Task to carry out: If a line of the data below contains the string "Perform", copy it into your answer.

━━━━━ Data for processing ━━━━━

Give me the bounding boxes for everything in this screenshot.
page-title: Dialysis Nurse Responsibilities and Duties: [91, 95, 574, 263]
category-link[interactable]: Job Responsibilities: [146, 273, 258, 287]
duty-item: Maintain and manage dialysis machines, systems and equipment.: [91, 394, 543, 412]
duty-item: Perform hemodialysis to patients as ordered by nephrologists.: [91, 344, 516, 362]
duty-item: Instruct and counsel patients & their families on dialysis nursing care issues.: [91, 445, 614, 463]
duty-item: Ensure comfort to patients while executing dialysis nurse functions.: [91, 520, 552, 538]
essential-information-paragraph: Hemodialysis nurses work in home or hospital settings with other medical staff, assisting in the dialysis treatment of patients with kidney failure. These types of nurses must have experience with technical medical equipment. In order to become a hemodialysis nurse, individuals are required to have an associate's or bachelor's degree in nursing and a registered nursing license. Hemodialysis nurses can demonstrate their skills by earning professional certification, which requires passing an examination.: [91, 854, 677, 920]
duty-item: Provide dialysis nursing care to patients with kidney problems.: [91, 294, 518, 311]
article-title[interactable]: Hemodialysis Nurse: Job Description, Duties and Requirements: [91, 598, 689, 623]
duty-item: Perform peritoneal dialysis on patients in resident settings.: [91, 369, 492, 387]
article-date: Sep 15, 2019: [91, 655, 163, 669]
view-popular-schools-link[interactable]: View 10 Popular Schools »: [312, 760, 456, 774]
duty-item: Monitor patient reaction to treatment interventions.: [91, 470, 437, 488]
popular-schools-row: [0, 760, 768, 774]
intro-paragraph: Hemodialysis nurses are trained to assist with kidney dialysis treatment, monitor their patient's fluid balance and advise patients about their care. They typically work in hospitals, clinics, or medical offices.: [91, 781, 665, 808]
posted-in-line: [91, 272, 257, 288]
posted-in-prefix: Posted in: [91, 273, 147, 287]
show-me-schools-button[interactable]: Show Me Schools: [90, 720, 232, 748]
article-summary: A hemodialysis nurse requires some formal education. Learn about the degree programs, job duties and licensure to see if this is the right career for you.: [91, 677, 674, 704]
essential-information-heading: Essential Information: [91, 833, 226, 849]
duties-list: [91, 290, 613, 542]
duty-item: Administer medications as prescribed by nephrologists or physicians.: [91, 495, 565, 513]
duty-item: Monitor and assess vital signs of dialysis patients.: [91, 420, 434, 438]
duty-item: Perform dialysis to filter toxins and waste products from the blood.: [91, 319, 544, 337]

━━━━━

Response area:
duty-item: Perform hemodialysis to patients as ordered by nephrologists.: [91, 344, 516, 362]
duty-item: Perform peritoneal dialysis on patients in resident settings.: [91, 369, 492, 387]
duty-item: Perform dialysis to filter toxins and waste products from the blood.: [91, 319, 544, 337]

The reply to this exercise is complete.